_OBJECTIVE_
Tally how many lines hold the string "auto". Your reply should be that number alone.
*** TASK INPUTS
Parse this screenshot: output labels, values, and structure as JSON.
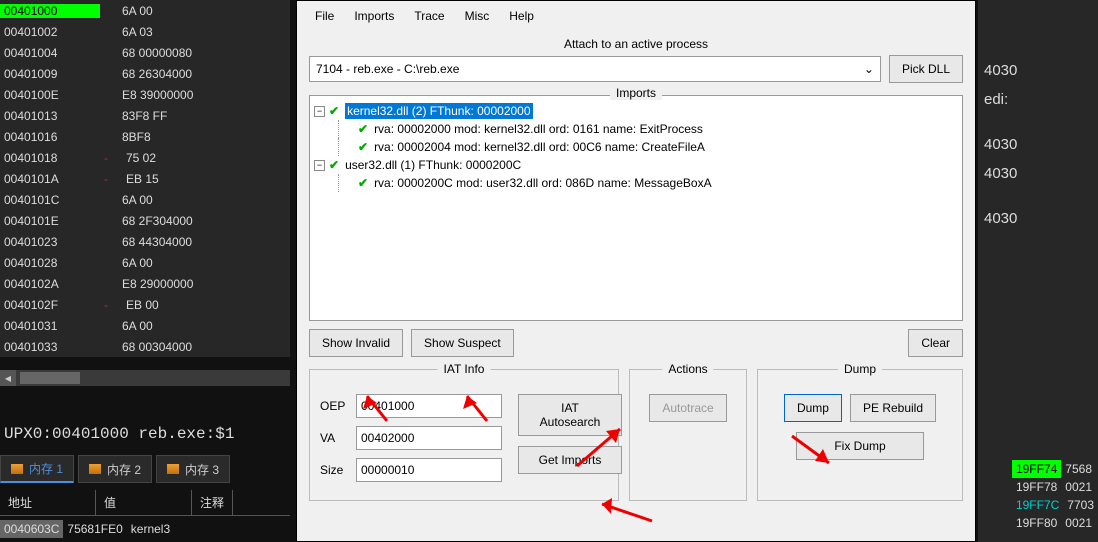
{
  "disasm": {
    "rows": [
      {
        "addr": "00401000",
        "bytes": "6A 00",
        "hl": true
      },
      {
        "addr": "00401002",
        "bytes": "6A 03"
      },
      {
        "addr": "00401004",
        "bytes": "68 00000080"
      },
      {
        "addr": "00401009",
        "bytes": "68 26304000"
      },
      {
        "addr": "0040100E",
        "bytes": "E8 39000000"
      },
      {
        "addr": "00401013",
        "bytes": "83F8 FF"
      },
      {
        "addr": "00401016",
        "bytes": "8BF8"
      },
      {
        "addr": "00401018",
        "bytes": "75 02",
        "mark": true
      },
      {
        "addr": "0040101A",
        "bytes": "EB 15",
        "mark": true
      },
      {
        "addr": "0040101C",
        "bytes": "6A 00"
      },
      {
        "addr": "0040101E",
        "bytes": "68 2F304000"
      },
      {
        "addr": "00401023",
        "bytes": "68 44304000"
      },
      {
        "addr": "00401028",
        "bytes": "6A 00"
      },
      {
        "addr": "0040102A",
        "bytes": "E8 29000000"
      },
      {
        "addr": "0040102F",
        "bytes": "EB 00",
        "mark": true
      },
      {
        "addr": "00401031",
        "bytes": "6A 00"
      },
      {
        "addr": "00401033",
        "bytes": "68 00304000"
      }
    ]
  },
  "status": "UPX0:00401000 reb.exe:$1",
  "memTabs": [
    "内存 1",
    "内存 2",
    "内存 3"
  ],
  "memHdr": {
    "c1": "地址",
    "c2": "值",
    "c3": "注释"
  },
  "memRow": {
    "c1": "0040603C",
    "c2": "75681FE0",
    "c3": "kernel3"
  },
  "rightReg": "4030",
  "rightRegs": [
    "edi:",
    "",
    "",
    "4030",
    "4030",
    "",
    "",
    "4030"
  ],
  "stack": [
    {
      "a": "19FF74",
      "v": "7568",
      "cls": "lime"
    },
    {
      "a": "19FF78",
      "v": "0021"
    },
    {
      "a": "19FF7C",
      "v": "7703",
      "cls": "cyan"
    },
    {
      "a": "19FF80",
      "v": "0021"
    }
  ],
  "menu": [
    "File",
    "Imports",
    "Trace",
    "Misc",
    "Help"
  ],
  "attach": {
    "label": "Attach to an active process",
    "combo": "7104 - reb.exe - C:\\reb.exe",
    "pick": "Pick DLL"
  },
  "importsLabel": "Imports",
  "tree": {
    "n1": "kernel32.dll (2) FThunk: 00002000",
    "n1a": "rva: 00002000 mod: kernel32.dll ord: 0161 name: ExitProcess",
    "n1b": "rva: 00002004 mod: kernel32.dll ord: 00C6 name: CreateFileA",
    "n2": "user32.dll (1) FThunk: 0000200C",
    "n2a": "rva: 0000200C mod: user32.dll ord: 086D name: MessageBoxA"
  },
  "btns": {
    "showInvalid": "Show Invalid",
    "showSuspect": "Show Suspect",
    "clear": "Clear"
  },
  "iat": {
    "title": "IAT Info",
    "oepL": "OEP",
    "oep": "00401000",
    "vaL": "VA",
    "va": "00402000",
    "sizeL": "Size",
    "size": "00000010",
    "auto": "IAT Autosearch",
    "get": "Get Imports"
  },
  "actions": {
    "title": "Actions",
    "auto": "Autotrace"
  },
  "dump": {
    "title": "Dump",
    "dump": "Dump",
    "rebuild": "PE Rebuild",
    "fix": "Fix Dump"
  }
}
******
_WORKED ANSWER_
2